EXCERPTED DATA:
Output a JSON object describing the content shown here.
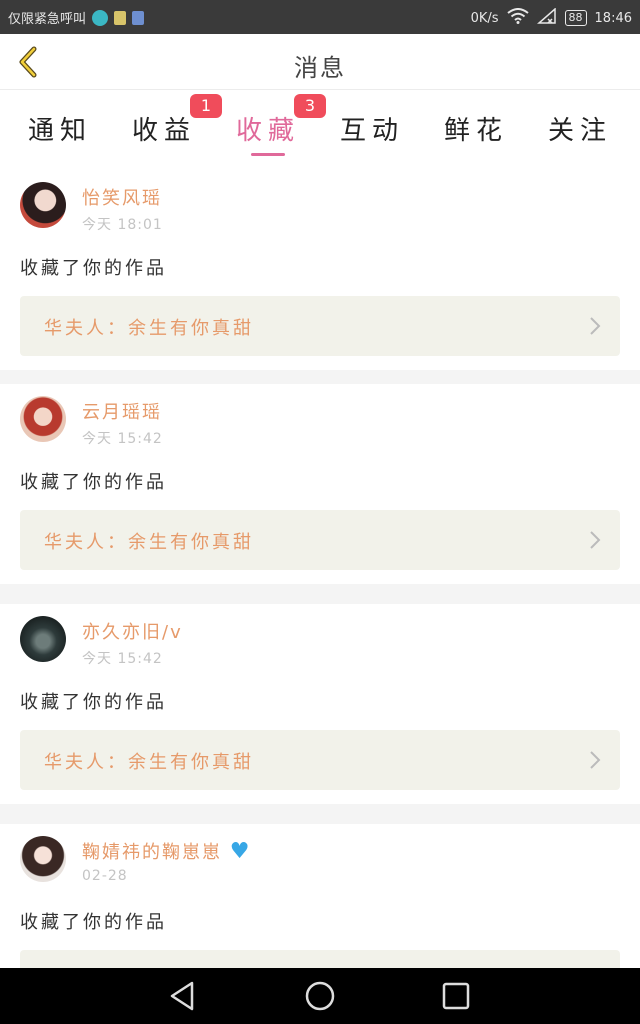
{
  "status_bar": {
    "carrier_text": "仅限紧急呼叫",
    "net_speed": "0K/s",
    "battery": "88",
    "time": "18:46",
    "icons": [
      "moon-app-icon",
      "sim-icon",
      "storage-icon",
      "wifi-icon",
      "signal-icon",
      "battery-icon"
    ]
  },
  "header": {
    "title": "消息",
    "back_icon": "chevron-left-icon",
    "accent_color": "#e0699a"
  },
  "tabs": [
    {
      "label": "通知",
      "badge": ""
    },
    {
      "label": "收益",
      "badge": "1"
    },
    {
      "label": "收藏",
      "badge": "3",
      "active": true
    },
    {
      "label": "互动",
      "badge": ""
    },
    {
      "label": "鲜花",
      "badge": ""
    },
    {
      "label": "关注",
      "badge": ""
    }
  ],
  "feed": [
    {
      "username": "怡笑风瑶",
      "time": "今天 18:01",
      "action": "收藏了你的作品",
      "work": "华夫人：余生有你真甜"
    },
    {
      "username": "云月瑶瑶",
      "time": "今天 15:42",
      "action": "收藏了你的作品",
      "work": "华夫人：余生有你真甜"
    },
    {
      "username": "亦久亦旧/v",
      "time": "今天 15:42",
      "action": "收藏了你的作品",
      "work": "华夫人：余生有你真甜"
    },
    {
      "username": "鞠婧祎的鞠崽崽",
      "time": "02-28",
      "action": "收藏了你的作品",
      "work": ""
    }
  ],
  "navbar": {
    "back": "triangle-back-icon",
    "home": "circle-home-icon",
    "recents": "square-recents-icon"
  }
}
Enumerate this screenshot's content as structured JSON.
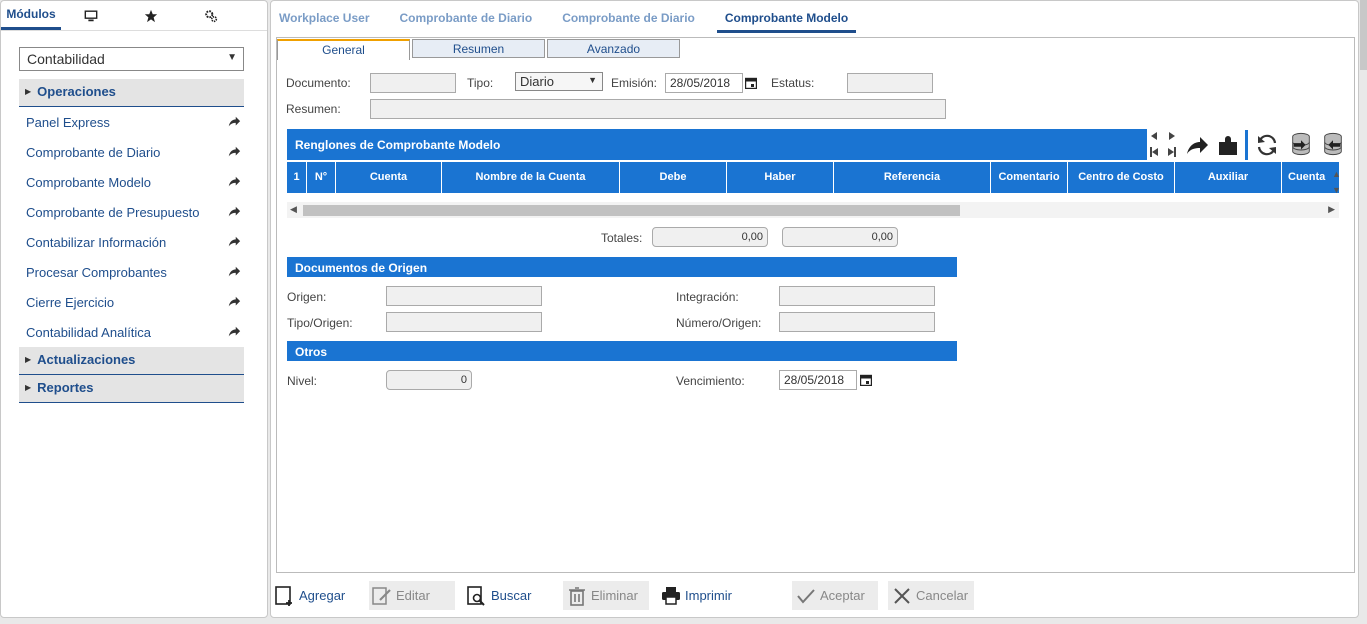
{
  "left": {
    "tabs": [
      {
        "label": "Módulos",
        "icon": "modules"
      },
      {
        "label": "",
        "icon": "monitor-icon"
      },
      {
        "label": "",
        "icon": "star-icon"
      },
      {
        "label": "",
        "icon": "settings-icon"
      }
    ],
    "module_select": "Contabilidad",
    "sections": {
      "operaciones": "Operaciones",
      "actualizaciones": "Actualizaciones",
      "reportes": "Reportes"
    },
    "items": [
      {
        "label": "Panel Express"
      },
      {
        "label": "Comprobante de Diario"
      },
      {
        "label": "Comprobante Modelo"
      },
      {
        "label": "Comprobante de Presupuesto"
      },
      {
        "label": "Contabilizar Información"
      },
      {
        "label": "Procesar Comprobantes"
      },
      {
        "label": "Cierre Ejercicio"
      },
      {
        "label": "Contabilidad Analítica"
      }
    ]
  },
  "top_tabs": [
    "Workplace User",
    "Comprobante de Diario",
    "Comprobante de Diario",
    "Comprobante Modelo"
  ],
  "sub_tabs": [
    "General",
    "Resumen",
    "Avanzado"
  ],
  "form": {
    "documento_label": "Documento:",
    "tipo_label": "Tipo:",
    "tipo_value": "Diario",
    "emision_label": "Emisión:",
    "emision_value": "28/05/2018",
    "estatus_label": "Estatus:",
    "resumen_label": "Resumen:"
  },
  "renglones": {
    "title": "Renglones de Comprobante Modelo",
    "columns": [
      "1",
      "N°",
      "Cuenta",
      "Nombre de la Cuenta",
      "Debe",
      "Haber",
      "Referencia",
      "Comentario",
      "Centro de Costo",
      "Auxiliar",
      "Cuenta"
    ]
  },
  "totales": {
    "label": "Totales:",
    "debe": "0,00",
    "haber": "0,00"
  },
  "documentos_origen": {
    "title": "Documentos de Origen",
    "origen_label": "Origen:",
    "integracion_label": "Integración:",
    "tipo_origen_label": "Tipo/Origen:",
    "numero_origen_label": "Número/Origen:"
  },
  "otros": {
    "title": "Otros",
    "nivel_label": "Nivel:",
    "nivel_value": "0",
    "vencimiento_label": "Vencimiento:",
    "vencimiento_value": "28/05/2018"
  },
  "actions": {
    "agregar": "Agregar",
    "editar": "Editar",
    "buscar": "Buscar",
    "eliminar": "Eliminar",
    "imprimir": "Imprimir",
    "aceptar": "Aceptar",
    "cancelar": "Cancelar"
  },
  "colors": {
    "accent": "#1a74d2",
    "nav_text": "#1f4e8c",
    "tab_highlight": "#f0a000"
  }
}
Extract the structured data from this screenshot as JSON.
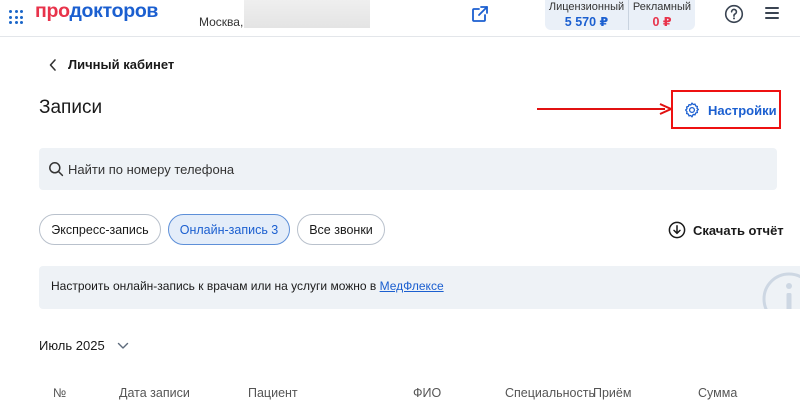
{
  "header": {
    "logo_part1": "про",
    "logo_part2": "докторов",
    "city": "Москва,",
    "balances": [
      {
        "label": "Лицензионный",
        "value": "5 570 ₽"
      },
      {
        "label": "Рекламный",
        "value": "0 ₽"
      }
    ]
  },
  "nav": {
    "back_label": "Личный кабинет"
  },
  "page": {
    "title": "Записи",
    "settings_label": "Настройки"
  },
  "search": {
    "placeholder": "Найти по номеру телефона"
  },
  "filters": {
    "chips": [
      "Экспресс-запись",
      "Онлайн-запись 3",
      "Все звонки"
    ],
    "active_index": 1
  },
  "download_label": "Скачать отчёт",
  "info": {
    "text": "Настроить онлайн-запись к врачам или на услуги можно в ",
    "link": "МедФлексе"
  },
  "month": "Июль 2025",
  "table": {
    "columns": [
      "№",
      "Дата записи",
      "Пациент",
      "ФИО",
      "Специальность",
      "Приём",
      "Сумма"
    ]
  },
  "colors": {
    "accent_blue": "#1b5fd0",
    "accent_red": "#e8334b",
    "annotation_red": "#e11111"
  }
}
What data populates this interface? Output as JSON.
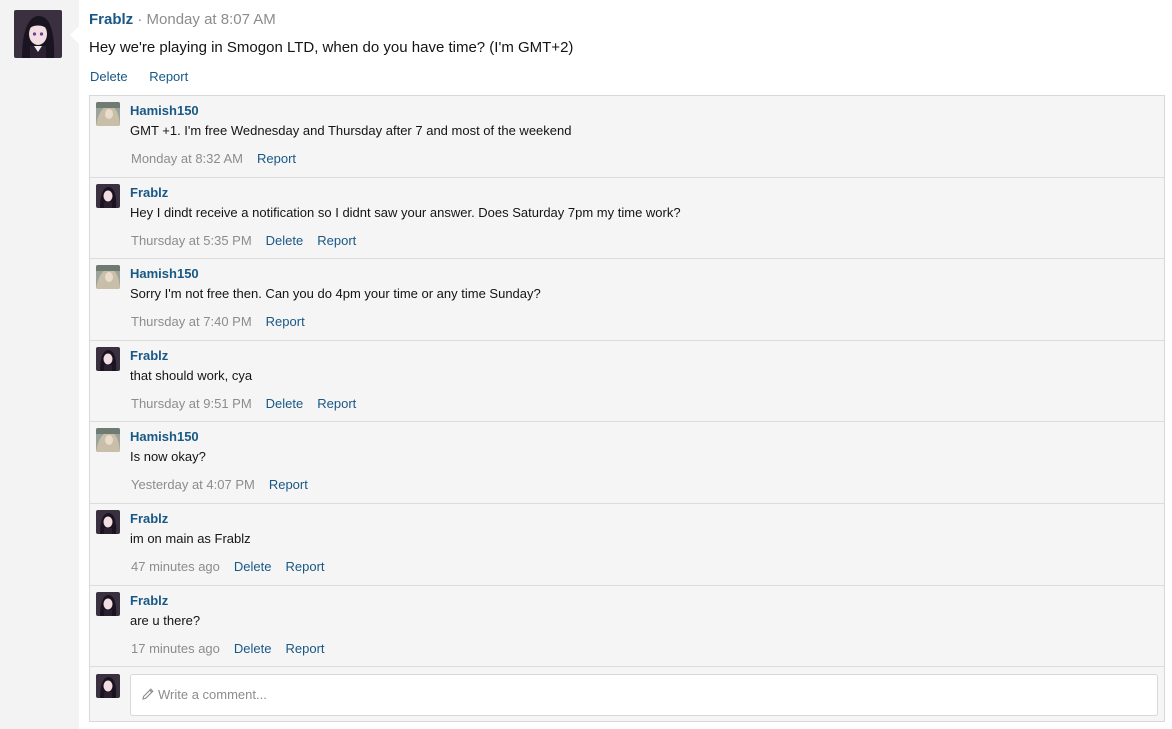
{
  "post": {
    "author": "Frablz",
    "separator": "·",
    "time": "Monday at 8:07 AM",
    "text": "Hey we're playing in Smogon LTD, when do you have time? (I'm GMT+2)",
    "actions": {
      "delete": "Delete",
      "report": "Report"
    }
  },
  "comments": [
    {
      "author": "Hamish150",
      "text": "GMT +1. I'm free Wednesday and Thursday after 7 and most of the weekend",
      "time": "Monday at 8:32 AM",
      "delete": "",
      "report": "Report"
    },
    {
      "author": "Frablz",
      "text": "Hey I dindt receive a notification so I didnt saw your answer. Does Saturday 7pm my time work?",
      "time": "Thursday at 5:35 PM",
      "delete": "Delete",
      "report": "Report"
    },
    {
      "author": "Hamish150",
      "text": "Sorry I'm not free then. Can you do 4pm your time or any time Sunday?",
      "time": "Thursday at 7:40 PM",
      "delete": "",
      "report": "Report"
    },
    {
      "author": "Frablz",
      "text": "that should work, cya",
      "time": "Thursday at 9:51 PM",
      "delete": "Delete",
      "report": "Report"
    },
    {
      "author": "Hamish150",
      "text": "Is now okay?",
      "time": "Yesterday at 4:07 PM",
      "delete": "",
      "report": "Report"
    },
    {
      "author": "Frablz",
      "text": "im on main as Frablz",
      "time": "47 minutes ago",
      "delete": "Delete",
      "report": "Report"
    },
    {
      "author": "Frablz",
      "text": "are u there?",
      "time": "17 minutes ago",
      "delete": "Delete",
      "report": "Report"
    }
  ],
  "compose": {
    "placeholder": "Write a comment..."
  },
  "icons": {
    "compose": "pencil-icon"
  },
  "colors": {
    "link": "#185886",
    "muted": "#8c8c8c",
    "panel": "#f5f5f5"
  }
}
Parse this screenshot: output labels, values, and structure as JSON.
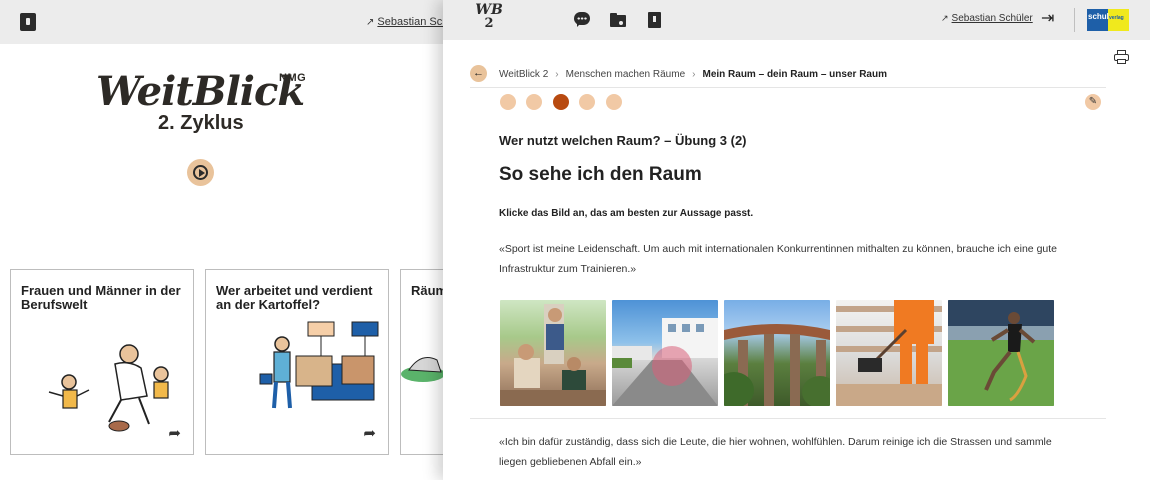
{
  "background_app": {
    "user_name": "Sebastian Schü",
    "logo_text": "WeitBlick",
    "logo_superscript": "NMG",
    "logo_subtitle": "2. Zyklus",
    "cards": [
      {
        "title": "Frauen und Männer in der Berufswelt"
      },
      {
        "title": "Wer arbeitet und verdient an der Kartoffel?"
      },
      {
        "title": "Räum"
      }
    ]
  },
  "panel": {
    "topbar": {
      "logo_top": "WB",
      "logo_num": "2",
      "user_name": "Sebastian Schüler",
      "brand_logo_text": "schul",
      "brand_logo_sub": "verlag"
    },
    "breadcrumb": [
      "WeitBlick 2",
      "Menschen machen Räume",
      "Mein Raum – dein Raum – unser Raum"
    ],
    "steps": {
      "count": 5,
      "active_index": 2
    },
    "exercise": {
      "subtitle": "Wer nutzt welchen Raum? – Übung 3 (2)",
      "title": "So sehe ich den Raum",
      "instruction": "Klicke das Bild an, das am besten zur Aussage passt.",
      "quote1": "«Sport ist meine Leidenschaft. Um auch mit internationalen Konkurrentinnen mithalten zu können, brauche ich eine gute Infrastruktur zum Trainieren.»",
      "quote2": "«Ich bin dafür zuständig, dass sich die Leute, die hier wohnen, wohlfühlen. Darum reinige ich die Strassen und sammle liegen gebliebenen Abfall ein.»"
    },
    "photos": [
      {
        "name": "photo-family-stairs"
      },
      {
        "name": "photo-residential-street"
      },
      {
        "name": "photo-railway-viaduct"
      },
      {
        "name": "photo-snow-shoveling"
      },
      {
        "name": "photo-para-athlete"
      }
    ],
    "colors": {
      "accent_light": "#f1c9a5",
      "accent_active": "#b84a10",
      "topbar_bg": "#ececec"
    }
  }
}
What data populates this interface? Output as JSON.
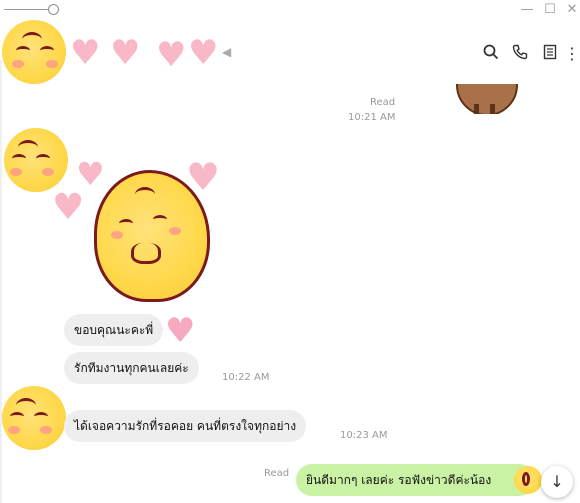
{
  "window": {
    "minimize_icon": "minimize-icon",
    "maximize_icon": "maximize-icon",
    "close_icon": "close-icon"
  },
  "header": {
    "contact_display": "chick-and-hearts-avatar",
    "muted_icon": "speaker-muted-icon",
    "actions": [
      "search-icon",
      "phone-icon",
      "notes-icon",
      "more-vertical-icon"
    ]
  },
  "messages": [
    {
      "id": "m0",
      "sender": "me",
      "type": "sticker",
      "read_label": "Read",
      "time": "10:21 AM"
    },
    {
      "id": "m1",
      "sender": "contact",
      "type": "sticker"
    },
    {
      "id": "m2",
      "sender": "contact",
      "type": "text",
      "text": "ขอบคุณนะคะพี่"
    },
    {
      "id": "m3",
      "sender": "contact",
      "type": "text",
      "text": "รักทีมงานทุกคนเลยค่ะ",
      "time": "10:22 AM"
    },
    {
      "id": "m4",
      "sender": "contact",
      "type": "text",
      "text": "ได้เจอความรักที่รอคอย คนที่ตรงใจทุกอย่าง",
      "time": "10:23 AM"
    },
    {
      "id": "m5",
      "sender": "me",
      "type": "text",
      "text": "ยินดีมากๆ เลยค่ะ รอฟังข่าวดีค่ะน้อง",
      "read_label": "Read"
    }
  ],
  "scroll_down_icon": "arrow-down-icon",
  "colors": {
    "my_bubble": "#c9f2a4",
    "their_bubble": "#eeeeee",
    "heart": "#f9b8c8",
    "chick": "#ffd84a"
  }
}
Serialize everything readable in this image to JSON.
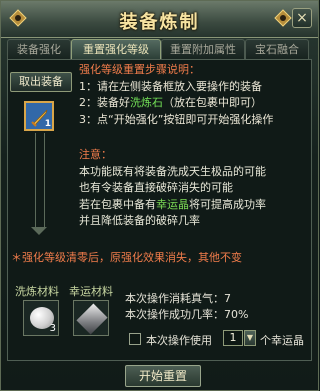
{
  "window": {
    "title": "装备炼制",
    "close_label": "×"
  },
  "tabs": [
    {
      "label": "装备强化",
      "active": false
    },
    {
      "label": "重置强化等级",
      "active": true
    },
    {
      "label": "重置附加属性",
      "active": false
    },
    {
      "label": "宝石融合",
      "active": false
    }
  ],
  "equipment": {
    "remove_label": "取出装备",
    "slot_level": "1"
  },
  "instructions": {
    "heading": "强化等级重置步骤说明：",
    "step1": "1：请在左侧装备框放入要操作的装备",
    "step2_prefix": "2：装备好",
    "step2_highlight": "洗炼石",
    "step2_suffix": "（放在包裹中即可）",
    "step3": "3：点“开始强化”按钮即可开始强化操作"
  },
  "notice": {
    "heading": "注意：",
    "line1": "本功能既有将装备洗成天生极品的可能",
    "line2": "也有令装备直接破碎消失的可能",
    "line3_prefix": "若在包裹中备有",
    "line3_highlight": "幸运晶",
    "line3_suffix": "将可提高成功率",
    "line4": "并且降低装备的破碎几率"
  },
  "warning": "＊强化等级清零后，原强化效果消失，其他不变",
  "materials": {
    "wash_label": "洗炼材料",
    "lucky_label": "幸运材料",
    "wash_count": "3",
    "wash_icon": "washing-stone-icon",
    "lucky_icon": "lucky-crystal-icon"
  },
  "stats": {
    "cost": "本次操作消耗真气：7",
    "success": "本次操作成功几率：70%"
  },
  "lucky_use": {
    "checked": false,
    "label": "本次操作使用",
    "qty": "1",
    "dropdown_arrow": "▼",
    "suffix": "个幸运晶"
  },
  "start_button": "开始重置",
  "colors": {
    "heading_orange": "#f07c4b",
    "highlight_green": "#73e057",
    "title_gold": "#f7e3a1"
  }
}
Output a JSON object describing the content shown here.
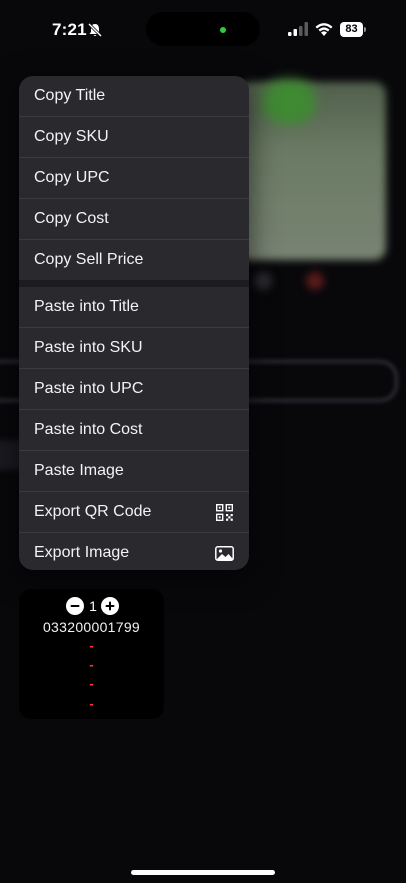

SHORT EXERCISE: Pick each line holding the word "username" out of the data and copy it.

RESPONSE FOR THIS EXERCISE:
      "username": "怡笑风瑶",
      "username": "云月瑶瑶",
      "username": "亦久亦旧/v",
      "username": "鞠婧祎的鞠崽崽",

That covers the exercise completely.